## Problem description
Can you copy out, unchanged, the stretch of the records below from the line containing "0, 298, 28]" through the line containing "259, 359, 273]", with both of those lines included?

## Data supplied
========================

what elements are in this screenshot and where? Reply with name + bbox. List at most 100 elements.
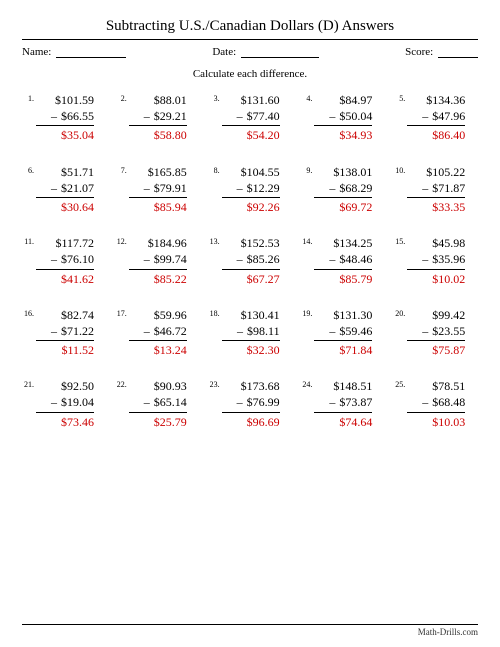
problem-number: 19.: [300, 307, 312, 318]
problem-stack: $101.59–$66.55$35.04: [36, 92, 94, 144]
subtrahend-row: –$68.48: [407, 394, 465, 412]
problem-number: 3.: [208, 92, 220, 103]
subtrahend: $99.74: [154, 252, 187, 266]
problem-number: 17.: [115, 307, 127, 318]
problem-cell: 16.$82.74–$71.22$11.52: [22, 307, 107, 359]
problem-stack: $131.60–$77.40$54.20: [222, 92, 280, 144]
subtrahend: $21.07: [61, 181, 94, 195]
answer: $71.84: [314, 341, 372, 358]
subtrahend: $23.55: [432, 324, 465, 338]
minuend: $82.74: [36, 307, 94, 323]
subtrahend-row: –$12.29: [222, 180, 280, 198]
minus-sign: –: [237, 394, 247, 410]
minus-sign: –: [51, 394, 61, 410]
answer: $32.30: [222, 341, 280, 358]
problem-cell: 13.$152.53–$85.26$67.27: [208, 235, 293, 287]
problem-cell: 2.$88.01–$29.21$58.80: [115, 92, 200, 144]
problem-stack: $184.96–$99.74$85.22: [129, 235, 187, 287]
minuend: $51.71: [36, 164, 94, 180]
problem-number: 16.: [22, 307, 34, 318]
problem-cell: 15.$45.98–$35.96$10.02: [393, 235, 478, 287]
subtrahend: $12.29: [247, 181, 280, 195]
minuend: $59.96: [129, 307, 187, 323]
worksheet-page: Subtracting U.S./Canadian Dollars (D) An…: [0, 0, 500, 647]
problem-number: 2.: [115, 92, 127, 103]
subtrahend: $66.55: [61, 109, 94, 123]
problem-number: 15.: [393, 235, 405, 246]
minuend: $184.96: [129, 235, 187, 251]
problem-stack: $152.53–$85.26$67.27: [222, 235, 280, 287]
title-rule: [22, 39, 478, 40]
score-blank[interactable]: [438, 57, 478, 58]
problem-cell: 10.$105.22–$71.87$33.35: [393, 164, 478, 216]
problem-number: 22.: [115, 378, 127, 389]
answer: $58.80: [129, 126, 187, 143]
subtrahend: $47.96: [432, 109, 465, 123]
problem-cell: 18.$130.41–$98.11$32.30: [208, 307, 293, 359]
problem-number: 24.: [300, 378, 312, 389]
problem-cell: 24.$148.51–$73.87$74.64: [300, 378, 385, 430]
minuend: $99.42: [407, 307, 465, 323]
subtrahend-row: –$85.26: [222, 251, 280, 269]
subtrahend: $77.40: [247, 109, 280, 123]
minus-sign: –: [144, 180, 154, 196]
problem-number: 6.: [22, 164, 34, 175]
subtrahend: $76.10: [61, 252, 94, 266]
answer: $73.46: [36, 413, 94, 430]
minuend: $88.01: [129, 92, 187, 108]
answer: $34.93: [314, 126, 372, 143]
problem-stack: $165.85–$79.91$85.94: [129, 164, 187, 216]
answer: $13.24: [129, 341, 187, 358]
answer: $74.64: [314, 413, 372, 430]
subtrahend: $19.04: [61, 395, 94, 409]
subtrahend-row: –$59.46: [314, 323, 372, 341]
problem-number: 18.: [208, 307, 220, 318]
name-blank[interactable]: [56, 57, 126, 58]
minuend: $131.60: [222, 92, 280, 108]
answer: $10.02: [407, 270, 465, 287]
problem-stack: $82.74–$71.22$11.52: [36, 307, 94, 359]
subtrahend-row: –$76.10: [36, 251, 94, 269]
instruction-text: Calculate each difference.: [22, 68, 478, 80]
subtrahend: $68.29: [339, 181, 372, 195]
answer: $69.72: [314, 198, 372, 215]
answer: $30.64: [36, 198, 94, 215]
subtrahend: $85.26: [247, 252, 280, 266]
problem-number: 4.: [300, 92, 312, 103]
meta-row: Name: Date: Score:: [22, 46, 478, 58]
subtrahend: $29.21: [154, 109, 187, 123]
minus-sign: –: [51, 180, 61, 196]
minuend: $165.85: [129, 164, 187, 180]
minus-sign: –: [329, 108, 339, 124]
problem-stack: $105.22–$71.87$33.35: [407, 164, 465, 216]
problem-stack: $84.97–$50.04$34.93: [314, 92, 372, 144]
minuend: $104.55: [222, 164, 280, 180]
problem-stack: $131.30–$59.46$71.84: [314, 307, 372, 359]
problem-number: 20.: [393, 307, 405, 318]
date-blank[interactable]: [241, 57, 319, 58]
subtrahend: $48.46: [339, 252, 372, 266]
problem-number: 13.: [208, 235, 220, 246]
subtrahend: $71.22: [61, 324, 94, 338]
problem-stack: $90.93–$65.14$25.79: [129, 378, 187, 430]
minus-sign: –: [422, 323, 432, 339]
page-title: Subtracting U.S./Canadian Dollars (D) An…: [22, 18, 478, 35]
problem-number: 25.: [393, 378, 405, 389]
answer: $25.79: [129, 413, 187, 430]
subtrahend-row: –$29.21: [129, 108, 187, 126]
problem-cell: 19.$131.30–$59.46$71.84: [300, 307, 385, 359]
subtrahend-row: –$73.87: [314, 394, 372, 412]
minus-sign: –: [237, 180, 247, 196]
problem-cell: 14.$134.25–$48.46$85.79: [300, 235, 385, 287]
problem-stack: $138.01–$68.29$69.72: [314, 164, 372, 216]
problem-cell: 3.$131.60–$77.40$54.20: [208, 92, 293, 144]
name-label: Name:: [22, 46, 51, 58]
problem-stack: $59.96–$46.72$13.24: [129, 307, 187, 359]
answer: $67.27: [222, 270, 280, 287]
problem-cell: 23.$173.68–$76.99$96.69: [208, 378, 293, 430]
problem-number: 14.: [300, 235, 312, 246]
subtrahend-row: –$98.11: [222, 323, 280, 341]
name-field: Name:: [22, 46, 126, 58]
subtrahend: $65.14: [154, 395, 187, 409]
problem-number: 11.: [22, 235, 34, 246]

========================

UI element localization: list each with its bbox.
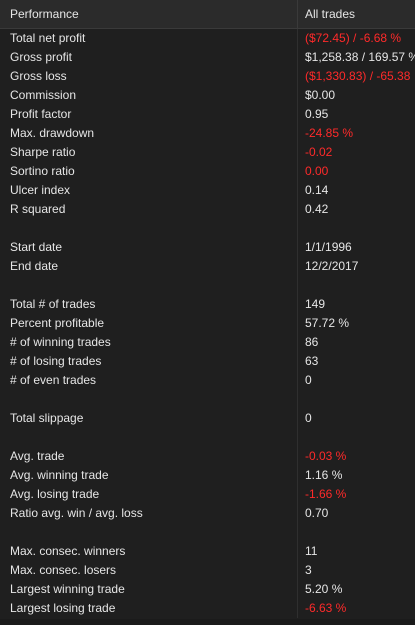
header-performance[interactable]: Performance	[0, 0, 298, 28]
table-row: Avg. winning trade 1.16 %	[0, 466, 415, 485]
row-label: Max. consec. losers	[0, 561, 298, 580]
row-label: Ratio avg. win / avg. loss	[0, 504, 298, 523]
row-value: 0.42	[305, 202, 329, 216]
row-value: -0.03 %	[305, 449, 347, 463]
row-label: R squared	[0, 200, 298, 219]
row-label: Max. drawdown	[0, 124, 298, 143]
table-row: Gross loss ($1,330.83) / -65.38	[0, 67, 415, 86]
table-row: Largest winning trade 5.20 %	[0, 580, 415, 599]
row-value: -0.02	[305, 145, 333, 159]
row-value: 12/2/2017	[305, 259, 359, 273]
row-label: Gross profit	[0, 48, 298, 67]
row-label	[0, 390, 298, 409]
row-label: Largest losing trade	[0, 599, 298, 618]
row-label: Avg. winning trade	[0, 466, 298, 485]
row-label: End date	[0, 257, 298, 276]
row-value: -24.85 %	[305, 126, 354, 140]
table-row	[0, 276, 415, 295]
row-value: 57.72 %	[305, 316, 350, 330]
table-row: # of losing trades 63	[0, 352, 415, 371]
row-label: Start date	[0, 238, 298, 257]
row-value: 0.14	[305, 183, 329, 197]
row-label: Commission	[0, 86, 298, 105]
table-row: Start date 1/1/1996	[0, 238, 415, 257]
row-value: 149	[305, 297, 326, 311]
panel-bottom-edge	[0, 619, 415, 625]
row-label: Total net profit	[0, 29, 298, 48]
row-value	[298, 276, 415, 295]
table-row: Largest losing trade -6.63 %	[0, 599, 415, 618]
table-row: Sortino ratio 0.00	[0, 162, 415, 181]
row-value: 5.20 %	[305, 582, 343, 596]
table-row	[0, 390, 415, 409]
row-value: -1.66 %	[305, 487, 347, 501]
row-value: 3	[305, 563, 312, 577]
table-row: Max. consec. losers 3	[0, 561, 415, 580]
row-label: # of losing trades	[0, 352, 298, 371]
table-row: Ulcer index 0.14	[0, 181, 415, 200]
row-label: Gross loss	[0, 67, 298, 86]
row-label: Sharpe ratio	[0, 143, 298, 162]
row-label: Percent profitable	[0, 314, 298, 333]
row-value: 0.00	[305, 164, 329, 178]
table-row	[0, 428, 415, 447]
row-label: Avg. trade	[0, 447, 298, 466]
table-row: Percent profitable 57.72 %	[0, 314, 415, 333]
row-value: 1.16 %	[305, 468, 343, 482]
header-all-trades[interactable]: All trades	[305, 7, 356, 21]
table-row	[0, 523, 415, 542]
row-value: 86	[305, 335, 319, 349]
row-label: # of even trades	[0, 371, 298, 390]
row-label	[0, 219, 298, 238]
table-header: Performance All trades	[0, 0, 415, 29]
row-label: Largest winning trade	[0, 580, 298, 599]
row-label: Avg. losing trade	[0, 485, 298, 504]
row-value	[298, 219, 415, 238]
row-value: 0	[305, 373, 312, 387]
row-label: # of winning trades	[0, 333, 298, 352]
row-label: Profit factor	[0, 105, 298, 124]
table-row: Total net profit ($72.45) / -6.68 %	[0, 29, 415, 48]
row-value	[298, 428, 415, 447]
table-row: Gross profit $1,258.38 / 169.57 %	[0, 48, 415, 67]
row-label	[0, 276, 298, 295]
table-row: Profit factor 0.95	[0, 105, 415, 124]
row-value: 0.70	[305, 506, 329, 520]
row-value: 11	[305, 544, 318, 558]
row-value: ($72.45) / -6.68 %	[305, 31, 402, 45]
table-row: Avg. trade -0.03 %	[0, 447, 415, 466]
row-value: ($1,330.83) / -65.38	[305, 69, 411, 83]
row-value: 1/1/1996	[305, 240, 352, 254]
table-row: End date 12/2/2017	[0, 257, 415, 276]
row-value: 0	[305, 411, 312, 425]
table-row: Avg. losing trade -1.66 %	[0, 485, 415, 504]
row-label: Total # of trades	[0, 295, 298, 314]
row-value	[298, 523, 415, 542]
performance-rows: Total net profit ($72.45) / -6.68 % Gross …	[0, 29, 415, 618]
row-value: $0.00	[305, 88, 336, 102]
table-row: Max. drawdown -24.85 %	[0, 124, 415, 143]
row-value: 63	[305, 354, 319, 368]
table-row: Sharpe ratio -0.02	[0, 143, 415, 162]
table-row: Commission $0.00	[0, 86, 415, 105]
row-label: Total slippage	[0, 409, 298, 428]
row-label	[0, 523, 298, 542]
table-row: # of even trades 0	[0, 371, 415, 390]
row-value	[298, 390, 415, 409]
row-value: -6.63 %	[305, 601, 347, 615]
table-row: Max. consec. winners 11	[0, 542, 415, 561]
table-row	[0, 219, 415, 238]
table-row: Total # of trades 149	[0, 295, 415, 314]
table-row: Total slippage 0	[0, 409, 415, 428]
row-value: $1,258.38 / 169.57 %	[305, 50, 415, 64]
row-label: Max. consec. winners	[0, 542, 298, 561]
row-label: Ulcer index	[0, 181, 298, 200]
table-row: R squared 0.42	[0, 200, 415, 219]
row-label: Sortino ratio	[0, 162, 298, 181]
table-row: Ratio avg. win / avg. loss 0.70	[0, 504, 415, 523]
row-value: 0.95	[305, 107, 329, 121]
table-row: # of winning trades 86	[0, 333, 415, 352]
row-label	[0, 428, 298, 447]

========================

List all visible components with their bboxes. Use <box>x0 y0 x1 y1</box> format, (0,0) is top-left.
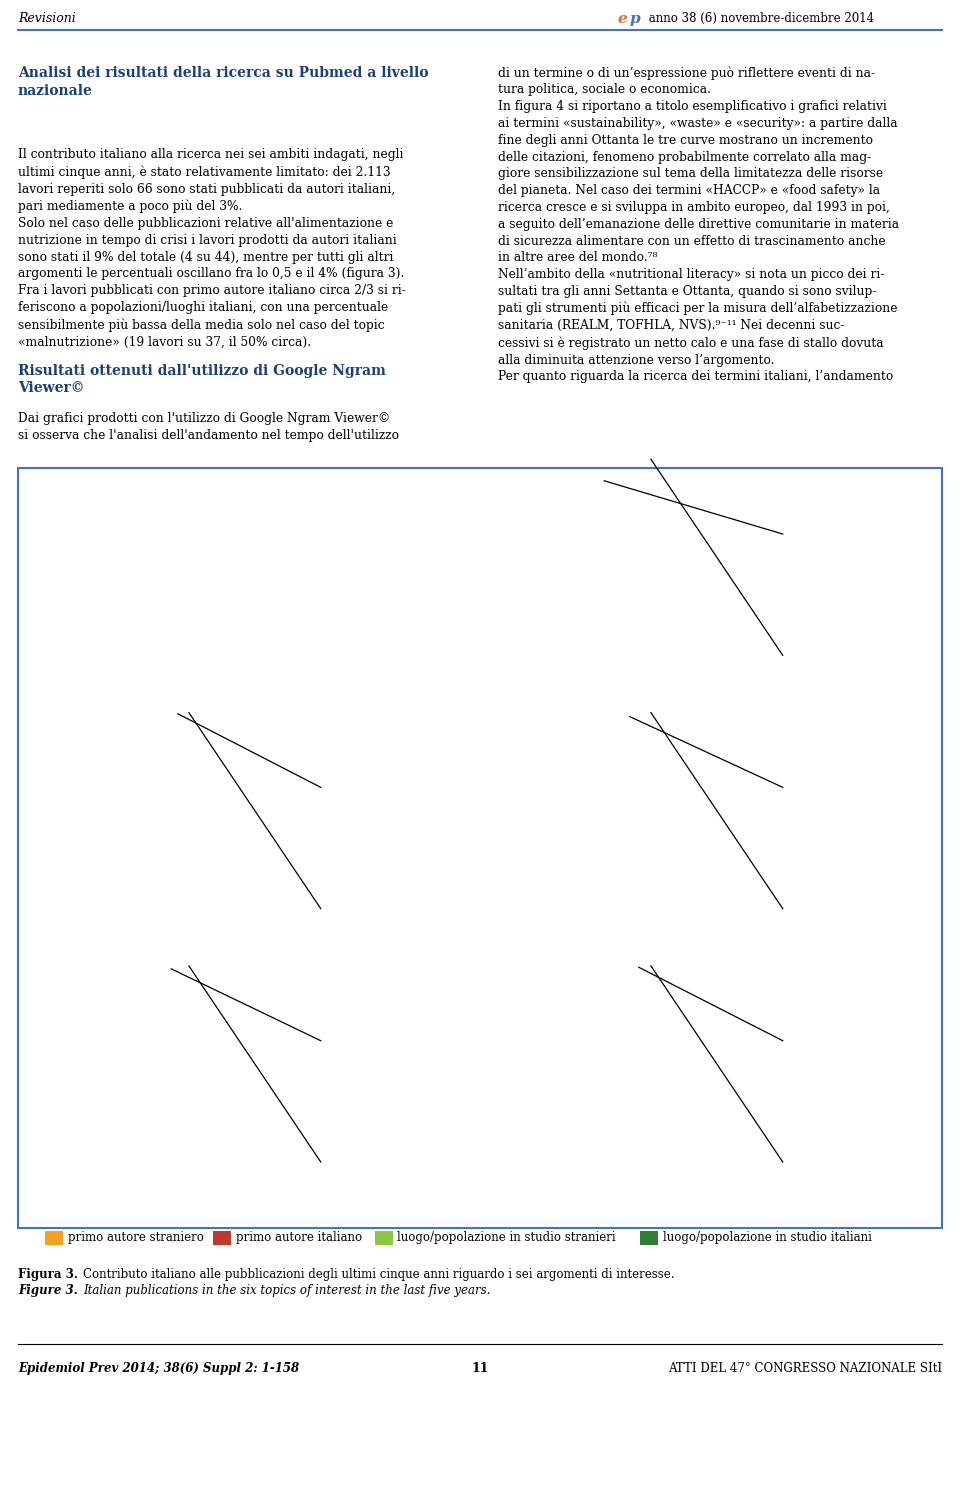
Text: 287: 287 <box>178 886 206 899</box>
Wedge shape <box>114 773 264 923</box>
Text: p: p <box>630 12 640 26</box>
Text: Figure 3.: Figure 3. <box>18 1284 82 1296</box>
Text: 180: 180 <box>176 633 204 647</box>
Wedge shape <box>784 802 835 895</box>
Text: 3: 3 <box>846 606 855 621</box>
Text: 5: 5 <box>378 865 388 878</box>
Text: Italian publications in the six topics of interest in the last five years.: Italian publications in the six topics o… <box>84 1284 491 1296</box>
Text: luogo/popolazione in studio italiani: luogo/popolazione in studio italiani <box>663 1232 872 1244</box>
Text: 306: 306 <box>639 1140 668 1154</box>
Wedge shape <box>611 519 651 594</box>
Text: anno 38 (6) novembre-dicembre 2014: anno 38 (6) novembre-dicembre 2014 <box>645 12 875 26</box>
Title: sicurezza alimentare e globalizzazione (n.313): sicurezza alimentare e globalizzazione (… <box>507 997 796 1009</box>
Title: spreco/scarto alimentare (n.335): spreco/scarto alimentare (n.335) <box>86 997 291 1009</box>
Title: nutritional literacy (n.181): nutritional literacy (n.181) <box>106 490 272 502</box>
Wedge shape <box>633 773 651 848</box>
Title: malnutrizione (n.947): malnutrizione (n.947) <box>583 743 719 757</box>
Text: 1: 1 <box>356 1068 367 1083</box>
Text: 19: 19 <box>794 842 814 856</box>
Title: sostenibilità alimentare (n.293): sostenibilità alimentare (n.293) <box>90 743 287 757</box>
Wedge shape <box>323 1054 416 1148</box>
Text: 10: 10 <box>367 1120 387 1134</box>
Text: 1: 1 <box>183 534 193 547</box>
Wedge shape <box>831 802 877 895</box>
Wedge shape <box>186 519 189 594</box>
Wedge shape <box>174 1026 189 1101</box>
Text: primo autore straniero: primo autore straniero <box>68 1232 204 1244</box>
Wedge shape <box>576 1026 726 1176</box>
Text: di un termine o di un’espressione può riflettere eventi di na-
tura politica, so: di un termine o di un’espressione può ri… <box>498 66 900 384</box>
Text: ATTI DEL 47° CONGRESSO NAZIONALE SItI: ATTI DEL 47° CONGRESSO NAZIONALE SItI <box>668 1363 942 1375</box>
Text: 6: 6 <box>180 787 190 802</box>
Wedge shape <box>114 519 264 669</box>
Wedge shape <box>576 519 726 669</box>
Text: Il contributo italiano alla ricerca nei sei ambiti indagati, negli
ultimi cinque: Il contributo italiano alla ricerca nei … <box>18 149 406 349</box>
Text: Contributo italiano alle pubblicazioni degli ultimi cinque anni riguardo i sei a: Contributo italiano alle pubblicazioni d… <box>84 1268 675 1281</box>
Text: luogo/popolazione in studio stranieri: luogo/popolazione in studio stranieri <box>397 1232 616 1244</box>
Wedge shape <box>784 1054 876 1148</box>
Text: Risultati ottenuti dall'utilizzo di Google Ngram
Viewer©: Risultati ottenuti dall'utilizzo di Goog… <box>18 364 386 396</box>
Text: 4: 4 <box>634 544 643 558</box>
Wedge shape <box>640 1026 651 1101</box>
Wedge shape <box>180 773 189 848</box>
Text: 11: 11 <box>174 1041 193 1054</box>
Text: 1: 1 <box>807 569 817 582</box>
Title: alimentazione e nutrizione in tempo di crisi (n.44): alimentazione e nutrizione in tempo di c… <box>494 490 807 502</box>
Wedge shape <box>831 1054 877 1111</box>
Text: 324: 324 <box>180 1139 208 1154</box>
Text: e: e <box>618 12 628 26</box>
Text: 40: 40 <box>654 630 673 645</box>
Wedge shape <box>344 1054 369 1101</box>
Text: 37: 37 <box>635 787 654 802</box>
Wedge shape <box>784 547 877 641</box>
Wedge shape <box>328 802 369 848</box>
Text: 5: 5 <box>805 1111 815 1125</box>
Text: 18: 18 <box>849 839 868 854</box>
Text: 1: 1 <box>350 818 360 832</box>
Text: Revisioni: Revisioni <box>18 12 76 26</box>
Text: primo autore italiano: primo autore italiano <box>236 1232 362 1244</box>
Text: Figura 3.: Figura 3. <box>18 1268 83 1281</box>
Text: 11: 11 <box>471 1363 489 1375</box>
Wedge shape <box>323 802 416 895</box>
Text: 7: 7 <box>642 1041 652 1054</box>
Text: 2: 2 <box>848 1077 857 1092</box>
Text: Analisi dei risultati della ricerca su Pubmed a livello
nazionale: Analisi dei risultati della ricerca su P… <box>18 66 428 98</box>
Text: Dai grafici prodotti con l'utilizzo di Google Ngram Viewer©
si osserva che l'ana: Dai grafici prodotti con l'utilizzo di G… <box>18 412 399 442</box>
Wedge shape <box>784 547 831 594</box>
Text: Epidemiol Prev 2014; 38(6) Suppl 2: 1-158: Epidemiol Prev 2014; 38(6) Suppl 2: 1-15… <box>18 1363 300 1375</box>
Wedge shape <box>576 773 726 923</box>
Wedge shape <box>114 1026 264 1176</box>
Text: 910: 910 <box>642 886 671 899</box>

========================

## Task output
header-performance[interactable]: Performance	[0, 0, 298, 28]
table-row: Avg. winning trade 1.16 %	[0, 466, 415, 485]
row-label: Max. consec. losers	[0, 561, 298, 580]
row-label: Ratio avg. win / avg. loss	[0, 504, 298, 523]
row-value: 0.42	[305, 202, 329, 216]
row-value: -0.03 %	[305, 449, 347, 463]
row-label: R squared	[0, 200, 298, 219]
row-label: Max. drawdown	[0, 124, 298, 143]
table-row: Gross loss ($1,330.83) / -65.38	[0, 67, 415, 86]
table-row: Largest winning trade 5.20 %	[0, 580, 415, 599]
row-value: -0.02	[305, 145, 333, 159]
row-value: 12/2/2017	[305, 259, 359, 273]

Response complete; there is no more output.